*Records provided*
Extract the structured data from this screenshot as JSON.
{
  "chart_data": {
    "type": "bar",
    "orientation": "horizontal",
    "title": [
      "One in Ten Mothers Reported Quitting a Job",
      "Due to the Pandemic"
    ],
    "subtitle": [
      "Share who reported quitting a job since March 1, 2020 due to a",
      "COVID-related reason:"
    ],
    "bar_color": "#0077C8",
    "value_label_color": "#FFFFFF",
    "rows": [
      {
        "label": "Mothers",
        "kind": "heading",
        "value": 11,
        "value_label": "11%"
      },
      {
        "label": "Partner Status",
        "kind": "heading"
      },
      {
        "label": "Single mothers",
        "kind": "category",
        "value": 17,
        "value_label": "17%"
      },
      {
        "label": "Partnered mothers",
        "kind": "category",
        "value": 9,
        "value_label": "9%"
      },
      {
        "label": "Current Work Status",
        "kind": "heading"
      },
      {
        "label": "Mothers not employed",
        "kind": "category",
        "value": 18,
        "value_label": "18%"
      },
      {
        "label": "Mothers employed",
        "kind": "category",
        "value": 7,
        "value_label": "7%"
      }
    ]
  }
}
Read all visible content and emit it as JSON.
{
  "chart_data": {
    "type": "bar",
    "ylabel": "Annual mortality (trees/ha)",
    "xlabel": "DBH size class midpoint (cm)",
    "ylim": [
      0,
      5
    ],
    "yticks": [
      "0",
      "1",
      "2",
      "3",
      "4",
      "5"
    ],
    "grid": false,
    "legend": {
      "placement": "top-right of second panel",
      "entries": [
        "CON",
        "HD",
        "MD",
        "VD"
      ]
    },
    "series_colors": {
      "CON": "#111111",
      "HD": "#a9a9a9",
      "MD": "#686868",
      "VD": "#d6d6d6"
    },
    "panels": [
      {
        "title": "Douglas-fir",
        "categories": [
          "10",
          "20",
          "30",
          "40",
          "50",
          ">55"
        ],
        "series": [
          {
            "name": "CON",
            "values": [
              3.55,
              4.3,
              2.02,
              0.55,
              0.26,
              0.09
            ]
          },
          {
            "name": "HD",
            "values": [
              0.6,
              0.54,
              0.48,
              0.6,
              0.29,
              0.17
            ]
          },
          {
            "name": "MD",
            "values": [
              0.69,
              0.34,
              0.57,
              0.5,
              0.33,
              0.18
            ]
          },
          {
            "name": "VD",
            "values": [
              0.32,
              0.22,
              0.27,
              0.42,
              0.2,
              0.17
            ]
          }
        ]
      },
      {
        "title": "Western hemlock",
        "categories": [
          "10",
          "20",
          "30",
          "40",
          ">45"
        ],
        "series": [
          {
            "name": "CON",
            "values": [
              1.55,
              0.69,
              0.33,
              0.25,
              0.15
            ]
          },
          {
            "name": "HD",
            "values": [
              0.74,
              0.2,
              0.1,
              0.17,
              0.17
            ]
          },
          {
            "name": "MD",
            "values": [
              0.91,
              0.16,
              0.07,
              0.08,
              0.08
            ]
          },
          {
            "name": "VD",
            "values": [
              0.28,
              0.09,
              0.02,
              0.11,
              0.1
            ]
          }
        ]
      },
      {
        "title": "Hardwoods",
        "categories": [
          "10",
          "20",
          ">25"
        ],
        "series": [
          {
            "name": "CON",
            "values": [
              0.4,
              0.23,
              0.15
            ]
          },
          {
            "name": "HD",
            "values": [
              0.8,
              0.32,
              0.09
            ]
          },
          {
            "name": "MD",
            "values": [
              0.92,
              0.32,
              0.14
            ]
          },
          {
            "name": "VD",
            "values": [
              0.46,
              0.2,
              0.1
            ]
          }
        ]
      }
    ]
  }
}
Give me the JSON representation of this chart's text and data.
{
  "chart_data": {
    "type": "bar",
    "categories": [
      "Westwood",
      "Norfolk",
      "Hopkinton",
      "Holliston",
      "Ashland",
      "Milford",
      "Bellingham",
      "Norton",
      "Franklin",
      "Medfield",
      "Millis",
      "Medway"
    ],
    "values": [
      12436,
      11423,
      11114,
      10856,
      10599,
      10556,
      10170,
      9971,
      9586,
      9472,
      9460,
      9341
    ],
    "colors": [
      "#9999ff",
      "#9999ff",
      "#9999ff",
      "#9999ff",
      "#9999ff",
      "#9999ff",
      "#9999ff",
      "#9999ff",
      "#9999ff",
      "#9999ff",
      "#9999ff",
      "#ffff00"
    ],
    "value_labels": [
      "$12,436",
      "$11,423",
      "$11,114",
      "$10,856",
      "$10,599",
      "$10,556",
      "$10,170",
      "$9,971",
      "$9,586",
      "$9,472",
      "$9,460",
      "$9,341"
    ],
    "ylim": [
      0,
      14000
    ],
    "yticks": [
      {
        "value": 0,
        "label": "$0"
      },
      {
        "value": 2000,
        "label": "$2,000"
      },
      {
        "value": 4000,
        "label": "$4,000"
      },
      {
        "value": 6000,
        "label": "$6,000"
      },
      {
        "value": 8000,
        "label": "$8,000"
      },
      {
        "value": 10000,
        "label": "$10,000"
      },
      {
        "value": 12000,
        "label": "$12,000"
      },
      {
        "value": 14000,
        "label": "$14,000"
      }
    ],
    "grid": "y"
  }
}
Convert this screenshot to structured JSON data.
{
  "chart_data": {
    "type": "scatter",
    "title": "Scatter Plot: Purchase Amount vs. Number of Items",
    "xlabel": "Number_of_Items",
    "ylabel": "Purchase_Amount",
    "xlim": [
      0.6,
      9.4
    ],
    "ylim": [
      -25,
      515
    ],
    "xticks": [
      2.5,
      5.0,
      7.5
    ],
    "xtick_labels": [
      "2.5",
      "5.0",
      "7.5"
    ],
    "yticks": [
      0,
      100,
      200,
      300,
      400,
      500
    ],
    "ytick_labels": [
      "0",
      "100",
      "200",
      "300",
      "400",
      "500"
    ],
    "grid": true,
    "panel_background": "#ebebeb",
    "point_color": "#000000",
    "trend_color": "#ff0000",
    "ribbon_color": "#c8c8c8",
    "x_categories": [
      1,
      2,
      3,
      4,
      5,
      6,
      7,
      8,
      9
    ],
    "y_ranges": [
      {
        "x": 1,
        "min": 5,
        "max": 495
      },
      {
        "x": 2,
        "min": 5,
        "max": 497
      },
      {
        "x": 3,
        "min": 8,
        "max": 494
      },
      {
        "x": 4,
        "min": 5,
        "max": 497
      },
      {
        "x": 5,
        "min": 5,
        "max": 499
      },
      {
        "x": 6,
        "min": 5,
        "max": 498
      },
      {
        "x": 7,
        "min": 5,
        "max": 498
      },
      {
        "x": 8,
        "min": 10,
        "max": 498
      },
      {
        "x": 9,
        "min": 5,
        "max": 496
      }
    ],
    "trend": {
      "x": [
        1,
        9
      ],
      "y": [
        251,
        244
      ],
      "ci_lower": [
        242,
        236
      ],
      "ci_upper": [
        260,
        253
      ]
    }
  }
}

*Your objective*
Every entry should be printed again exactly as it stands.

*Completed exercise*
Extract the structured data from this screenshot as JSON.
{
  "chart_data": {
    "type": "bar",
    "orientation": "horizontal",
    "title": [
      "One in Ten Mothers Reported Quitting a Job",
      "Due to the Pandemic"
    ],
    "subtitle": [
      "Share who reported quitting a job since March 1, 2020 due to a",
      "COVID-related reason:"
    ],
    "bar_color": "#0077C8",
    "value_label_color": "#FFFFFF",
    "rows": [
      {
        "label": "Mothers",
        "kind": "heading",
        "value": 11,
        "value_label": "11%"
      },
      {
        "label": "Partner Status",
        "kind": "heading"
      },
      {
        "label": "Single mothers",
        "kind": "category",
        "value": 17,
        "value_label": "17%"
      },
      {
        "label": "Partnered mothers",
        "kind": "category",
        "value": 9,
        "value_label": "9%"
      },
      {
        "label": "Current Work Status",
        "kind": "heading"
      },
      {
        "label": "Mothers not employed",
        "kind": "category",
        "value": 18,
        "value_label": "18%"
      },
      {
        "label": "Mothers employed",
        "kind": "category",
        "value": 7,
        "value_label": "7%"
      }
    ]
  }
}
Read all visible content and emit it as JSON.
{
  "chart_data": {
    "type": "bar",
    "ylabel": "Annual mortality (trees/ha)",
    "xlabel": "DBH size class midpoint (cm)",
    "ylim": [
      0,
      5
    ],
    "yticks": [
      "0",
      "1",
      "2",
      "3",
      "4",
      "5"
    ],
    "grid": false,
    "legend": {
      "placement": "top-right of second panel",
      "entries": [
        "CON",
        "HD",
        "MD",
        "VD"
      ]
    },
    "series_colors": {
      "CON": "#111111",
      "HD": "#a9a9a9",
      "MD": "#686868",
      "VD": "#d6d6d6"
    },
    "panels": [
      {
        "title": "Douglas-fir",
        "categories": [
          "10",
          "20",
          "30",
          "40",
          "50",
          ">55"
        ],
        "series": [
          {
            "name": "CON",
            "values": [
              3.55,
              4.3,
              2.02,
              0.55,
              0.26,
              0.09
            ]
          },
          {
            "name": "HD",
            "values": [
              0.6,
              0.54,
              0.48,
              0.6,
              0.29,
              0.17
            ]
          },
          {
            "name": "MD",
            "values": [
              0.69,
              0.34,
              0.57,
              0.5,
              0.33,
              0.18
            ]
          },
          {
            "name": "VD",
            "values": [
              0.32,
              0.22,
              0.27,
              0.42,
              0.2,
              0.17
            ]
          }
        ]
      },
      {
        "title": "Western hemlock",
        "categories": [
          "10",
          "20",
          "30",
          "40",
          ">45"
        ],
        "series": [
          {
            "name": "CON",
            "values": [
              1.55,
              0.69,
              0.33,
              0.25,
              0.15
            ]
          },
          {
            "name": "HD",
            "values": [
              0.74,
              0.2,
              0.1,
              0.17,
              0.17
            ]
          },
          {
            "name": "MD",
            "values": [
              0.91,
              0.16,
              0.07,
              0.08,
              0.08
            ]
          },
          {
            "name": "VD",
            "values": [
              0.28,
              0.09,
              0.02,
              0.11,
              0.1
            ]
          }
        ]
      },
      {
        "title": "Hardwoods",
        "categories": [
          "10",
          "20",
          ">25"
        ],
        "series": [
          {
            "name": "CON",
            "values": [
              0.4,
              0.23,
              0.15
            ]
          },
          {
            "name": "HD",
            "values": [
              0.8,
              0.32,
              0.09
            ]
          },
          {
            "name": "MD",
            "values": [
              0.92,
              0.32,
              0.14
            ]
          },
          {
            "name": "VD",
            "values": [
              0.46,
              0.2,
              0.1
            ]
          }
        ]
      }
    ]
  }
}
Give me the JSON representation of this chart's text and data.
{
  "chart_data": {
    "type": "bar",
    "categories": [
      "Westwood",
      "Norfolk",
      "Hopkinton",
      "Holliston",
      "Ashland",
      "Milford",
      "Bellingham",
      "Norton",
      "Franklin",
      "Medfield",
      "Millis",
      "Medway"
    ],
    "values": [
      12436,
      11423,
      11114,
      10856,
      10599,
      10556,
      10170,
      9971,
      9586,
      9472,
      9460,
      9341
    ],
    "colors": [
      "#9999ff",
      "#9999ff",
      "#9999ff",
      "#9999ff",
      "#9999ff",
      "#9999ff",
      "#9999ff",
      "#9999ff",
      "#9999ff",
      "#9999ff",
      "#9999ff",
      "#ffff00"
    ],
    "value_labels": [
      "$12,436",
      "$11,423",
      "$11,114",
      "$10,856",
      "$10,599",
      "$10,556",
      "$10,170",
      "$9,971",
      "$9,586",
      "$9,472",
      "$9,460",
      "$9,341"
    ],
    "ylim": [
      0,
      14000
    ],
    "yticks": [
      {
        "value": 0,
        "label": "$0"
      },
      {
        "value": 2000,
        "label": "$2,000"
      },
      {
        "value": 4000,
        "label": "$4,000"
      },
      {
        "value": 6000,
        "label": "$6,000"
      },
      {
        "value": 8000,
        "label": "$8,000"
      },
      {
        "value": 10000,
        "label": "$10,000"
      },
      {
        "value": 12000,
        "label": "$12,000"
      },
      {
        "value": 14000,
        "label": "$14,000"
      }
    ],
    "grid": "y"
  }
}
Convert this screenshot to structured JSON data.
{
  "chart_data": {
    "type": "scatter",
    "title": "Scatter Plot: Purchase Amount vs. Number of Items",
    "xlabel": "Number_of_Items",
    "ylabel": "Purchase_Amount",
    "xlim": [
      0.6,
      9.4
    ],
    "ylim": [
      -25,
      515
    ],
    "xticks": [
      2.5,
      5.0,
      7.5
    ],
    "xtick_labels": [
      "2.5",
      "5.0",
      "7.5"
    ],
    "yticks": [
      0,
      100,
      200,
      300,
      400,
      500
    ],
    "ytick_labels": [
      "0",
      "100",
      "200",
      "300",
      "400",
      "500"
    ],
    "grid": true,
    "panel_background": "#ebebeb",
    "point_color": "#000000",
    "trend_color": "#ff0000",
    "ribbon_color": "#c8c8c8",
    "x_categories": [
      1,
      2,
      3,
      4,
      5,
      6,
      7,
      8,
      9
    ],
    "y_ranges": [
      {
        "x": 1,
        "min": 5,
        "max": 495
      },
      {
        "x": 2,
        "min": 5,
        "max": 497
      },
      {
        "x": 3,
        "min": 8,
        "max": 494
      },
      {
        "x": 4,
        "min": 5,
        "max": 497
      },
      {
        "x": 5,
        "min": 5,
        "max": 499
      },
      {
        "x": 6,
        "min": 5,
        "max": 498
      },
      {
        "x": 7,
        "min": 5,
        "max": 498
      },
      {
        "x": 8,
        "min": 10,
        "max": 498
      },
      {
        "x": 9,
        "min": 5,
        "max": 496
      }
    ],
    "trend": {
      "x": [
        1,
        9
      ],
      "y": [
        251,
        244
      ],
      "ci_lower": [
        242,
        236
      ],
      "ci_upper": [
        260,
        253
      ]
    }
  }
}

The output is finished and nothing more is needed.